WRITTEN INSTRUCTION
Extract the lines that carry the string "Högre" from the listing.

------------------------------------

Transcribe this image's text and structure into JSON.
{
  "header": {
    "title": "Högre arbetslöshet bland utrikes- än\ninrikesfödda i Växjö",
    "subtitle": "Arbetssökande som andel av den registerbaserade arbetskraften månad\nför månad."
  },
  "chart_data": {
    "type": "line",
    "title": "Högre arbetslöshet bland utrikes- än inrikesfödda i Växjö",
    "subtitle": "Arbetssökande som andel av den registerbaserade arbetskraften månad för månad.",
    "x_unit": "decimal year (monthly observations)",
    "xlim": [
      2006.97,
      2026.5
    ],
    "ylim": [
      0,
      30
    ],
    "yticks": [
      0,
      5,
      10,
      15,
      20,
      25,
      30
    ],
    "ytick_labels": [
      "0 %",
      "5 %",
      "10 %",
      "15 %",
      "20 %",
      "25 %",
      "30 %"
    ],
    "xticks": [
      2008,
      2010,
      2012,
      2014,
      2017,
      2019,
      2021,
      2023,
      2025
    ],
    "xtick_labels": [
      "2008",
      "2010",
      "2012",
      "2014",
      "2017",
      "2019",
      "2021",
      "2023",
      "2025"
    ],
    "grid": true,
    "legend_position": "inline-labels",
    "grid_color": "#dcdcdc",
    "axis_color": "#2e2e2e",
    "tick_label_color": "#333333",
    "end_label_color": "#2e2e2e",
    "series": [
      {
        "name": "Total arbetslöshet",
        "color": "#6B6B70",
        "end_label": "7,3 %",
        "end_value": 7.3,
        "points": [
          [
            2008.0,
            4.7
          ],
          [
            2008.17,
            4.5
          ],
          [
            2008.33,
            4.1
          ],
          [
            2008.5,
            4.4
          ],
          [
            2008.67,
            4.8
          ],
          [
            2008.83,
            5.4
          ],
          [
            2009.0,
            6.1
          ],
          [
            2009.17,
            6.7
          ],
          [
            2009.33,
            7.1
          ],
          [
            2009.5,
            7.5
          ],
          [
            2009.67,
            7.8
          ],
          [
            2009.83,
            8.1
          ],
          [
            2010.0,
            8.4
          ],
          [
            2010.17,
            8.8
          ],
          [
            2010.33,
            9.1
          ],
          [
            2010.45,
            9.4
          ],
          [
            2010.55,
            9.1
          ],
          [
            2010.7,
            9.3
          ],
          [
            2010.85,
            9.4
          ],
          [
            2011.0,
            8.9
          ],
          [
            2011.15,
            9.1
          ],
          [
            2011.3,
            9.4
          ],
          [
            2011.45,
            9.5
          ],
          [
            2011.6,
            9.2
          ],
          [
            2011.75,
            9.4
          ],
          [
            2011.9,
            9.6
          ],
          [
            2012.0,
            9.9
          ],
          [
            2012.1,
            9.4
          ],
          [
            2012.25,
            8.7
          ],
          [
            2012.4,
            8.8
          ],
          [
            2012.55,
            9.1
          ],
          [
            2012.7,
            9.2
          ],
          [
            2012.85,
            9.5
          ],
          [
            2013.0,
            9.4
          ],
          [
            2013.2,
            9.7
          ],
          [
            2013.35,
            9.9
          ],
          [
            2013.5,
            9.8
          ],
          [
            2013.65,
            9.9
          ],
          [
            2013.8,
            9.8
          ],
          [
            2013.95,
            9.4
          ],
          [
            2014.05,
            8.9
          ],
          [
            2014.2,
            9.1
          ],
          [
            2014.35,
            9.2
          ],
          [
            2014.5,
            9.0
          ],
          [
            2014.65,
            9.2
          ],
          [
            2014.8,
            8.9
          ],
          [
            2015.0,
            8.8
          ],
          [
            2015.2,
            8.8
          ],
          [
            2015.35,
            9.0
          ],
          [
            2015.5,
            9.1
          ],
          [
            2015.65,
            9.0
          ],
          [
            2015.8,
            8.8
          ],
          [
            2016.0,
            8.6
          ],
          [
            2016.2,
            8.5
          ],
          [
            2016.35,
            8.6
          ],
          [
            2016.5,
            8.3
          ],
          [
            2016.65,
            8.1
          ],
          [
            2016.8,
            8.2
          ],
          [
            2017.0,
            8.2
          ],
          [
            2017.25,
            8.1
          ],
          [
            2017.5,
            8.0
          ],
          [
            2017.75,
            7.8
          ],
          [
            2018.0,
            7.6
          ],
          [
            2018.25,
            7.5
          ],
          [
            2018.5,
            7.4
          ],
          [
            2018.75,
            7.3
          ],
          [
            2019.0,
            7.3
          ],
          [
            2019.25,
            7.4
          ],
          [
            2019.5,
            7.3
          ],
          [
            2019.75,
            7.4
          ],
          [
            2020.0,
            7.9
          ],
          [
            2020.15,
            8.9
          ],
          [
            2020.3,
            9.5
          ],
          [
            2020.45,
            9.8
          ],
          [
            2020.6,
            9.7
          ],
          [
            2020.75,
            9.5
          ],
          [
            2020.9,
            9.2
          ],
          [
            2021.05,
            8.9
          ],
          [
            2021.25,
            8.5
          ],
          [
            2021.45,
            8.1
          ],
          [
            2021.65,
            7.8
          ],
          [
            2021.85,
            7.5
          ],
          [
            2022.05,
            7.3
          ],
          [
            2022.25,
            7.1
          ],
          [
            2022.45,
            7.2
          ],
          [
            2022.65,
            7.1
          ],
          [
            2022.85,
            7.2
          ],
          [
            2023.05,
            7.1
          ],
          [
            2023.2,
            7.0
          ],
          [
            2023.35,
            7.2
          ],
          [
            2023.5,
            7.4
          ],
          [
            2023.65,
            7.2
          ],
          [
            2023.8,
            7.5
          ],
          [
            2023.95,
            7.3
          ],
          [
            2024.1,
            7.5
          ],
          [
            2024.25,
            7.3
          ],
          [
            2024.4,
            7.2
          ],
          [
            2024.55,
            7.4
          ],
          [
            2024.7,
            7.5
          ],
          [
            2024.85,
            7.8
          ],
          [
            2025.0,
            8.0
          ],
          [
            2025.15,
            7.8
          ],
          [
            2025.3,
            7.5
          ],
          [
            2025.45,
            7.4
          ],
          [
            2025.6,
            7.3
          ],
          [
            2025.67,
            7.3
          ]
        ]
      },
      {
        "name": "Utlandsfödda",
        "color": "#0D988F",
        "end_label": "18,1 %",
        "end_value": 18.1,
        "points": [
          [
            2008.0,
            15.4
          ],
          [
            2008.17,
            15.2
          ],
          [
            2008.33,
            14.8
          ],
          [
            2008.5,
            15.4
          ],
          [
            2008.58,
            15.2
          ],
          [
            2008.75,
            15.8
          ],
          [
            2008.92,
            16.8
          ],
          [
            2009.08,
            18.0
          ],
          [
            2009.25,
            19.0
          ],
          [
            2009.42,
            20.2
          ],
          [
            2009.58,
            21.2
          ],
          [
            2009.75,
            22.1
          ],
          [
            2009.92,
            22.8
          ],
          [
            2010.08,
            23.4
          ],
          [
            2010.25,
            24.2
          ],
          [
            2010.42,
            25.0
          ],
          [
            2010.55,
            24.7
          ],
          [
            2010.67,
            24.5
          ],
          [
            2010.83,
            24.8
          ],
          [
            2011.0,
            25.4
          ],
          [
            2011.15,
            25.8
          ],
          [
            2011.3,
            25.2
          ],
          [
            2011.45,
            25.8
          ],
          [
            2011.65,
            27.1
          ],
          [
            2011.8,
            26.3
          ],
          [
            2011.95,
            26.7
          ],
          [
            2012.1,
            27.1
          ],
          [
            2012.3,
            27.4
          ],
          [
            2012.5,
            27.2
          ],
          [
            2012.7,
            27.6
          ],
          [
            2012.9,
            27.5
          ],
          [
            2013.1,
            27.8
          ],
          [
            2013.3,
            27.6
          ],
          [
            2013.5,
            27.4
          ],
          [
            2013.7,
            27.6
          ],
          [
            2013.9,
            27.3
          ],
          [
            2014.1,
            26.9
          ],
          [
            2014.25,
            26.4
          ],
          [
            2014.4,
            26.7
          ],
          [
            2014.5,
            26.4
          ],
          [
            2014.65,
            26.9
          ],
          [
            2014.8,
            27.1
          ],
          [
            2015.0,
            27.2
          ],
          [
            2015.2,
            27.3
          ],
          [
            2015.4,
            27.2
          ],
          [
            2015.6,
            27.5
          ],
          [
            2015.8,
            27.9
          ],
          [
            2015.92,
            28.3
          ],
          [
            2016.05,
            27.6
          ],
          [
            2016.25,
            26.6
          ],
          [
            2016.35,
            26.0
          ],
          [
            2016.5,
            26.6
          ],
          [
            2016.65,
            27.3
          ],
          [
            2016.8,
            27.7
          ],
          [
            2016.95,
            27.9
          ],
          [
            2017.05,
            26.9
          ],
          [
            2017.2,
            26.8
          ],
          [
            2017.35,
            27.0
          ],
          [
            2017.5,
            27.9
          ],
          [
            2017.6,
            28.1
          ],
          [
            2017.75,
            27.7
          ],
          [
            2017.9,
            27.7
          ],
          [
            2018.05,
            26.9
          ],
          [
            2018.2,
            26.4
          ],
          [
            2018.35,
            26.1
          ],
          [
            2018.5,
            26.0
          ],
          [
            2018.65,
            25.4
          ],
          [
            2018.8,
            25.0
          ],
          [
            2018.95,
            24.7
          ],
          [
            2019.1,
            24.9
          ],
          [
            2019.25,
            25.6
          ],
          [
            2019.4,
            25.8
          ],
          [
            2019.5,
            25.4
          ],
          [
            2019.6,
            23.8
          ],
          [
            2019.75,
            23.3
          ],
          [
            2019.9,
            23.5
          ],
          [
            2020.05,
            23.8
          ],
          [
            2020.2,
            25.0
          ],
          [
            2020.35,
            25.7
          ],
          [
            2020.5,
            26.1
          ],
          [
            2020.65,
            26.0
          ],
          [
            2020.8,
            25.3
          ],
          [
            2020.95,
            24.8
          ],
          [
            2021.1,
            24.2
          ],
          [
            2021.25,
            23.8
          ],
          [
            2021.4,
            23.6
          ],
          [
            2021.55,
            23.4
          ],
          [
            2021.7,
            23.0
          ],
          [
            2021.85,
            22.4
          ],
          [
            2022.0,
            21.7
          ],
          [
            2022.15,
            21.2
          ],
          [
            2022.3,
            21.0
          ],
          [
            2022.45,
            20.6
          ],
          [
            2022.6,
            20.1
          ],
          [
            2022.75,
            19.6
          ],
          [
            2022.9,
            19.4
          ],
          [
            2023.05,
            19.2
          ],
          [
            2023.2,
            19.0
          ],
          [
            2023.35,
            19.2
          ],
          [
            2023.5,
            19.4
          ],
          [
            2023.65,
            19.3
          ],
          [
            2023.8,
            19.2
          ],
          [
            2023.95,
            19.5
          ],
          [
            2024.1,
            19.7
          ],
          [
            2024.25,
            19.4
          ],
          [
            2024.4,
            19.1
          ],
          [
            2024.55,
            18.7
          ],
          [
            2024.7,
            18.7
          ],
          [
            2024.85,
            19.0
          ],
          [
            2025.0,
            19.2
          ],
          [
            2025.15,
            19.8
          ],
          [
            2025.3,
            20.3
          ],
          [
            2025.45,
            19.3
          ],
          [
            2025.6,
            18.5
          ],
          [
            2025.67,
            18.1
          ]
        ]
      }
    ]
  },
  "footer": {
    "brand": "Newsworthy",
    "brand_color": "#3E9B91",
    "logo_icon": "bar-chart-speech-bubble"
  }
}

------------------------------------

TASK RESULT
    "title": "Högre arbetslöshet bland utrikes- än\ninrikesfödda i Växjö",
    "title": "Högre arbetslöshet bland utrikes- än inrikesfödda i Växjö",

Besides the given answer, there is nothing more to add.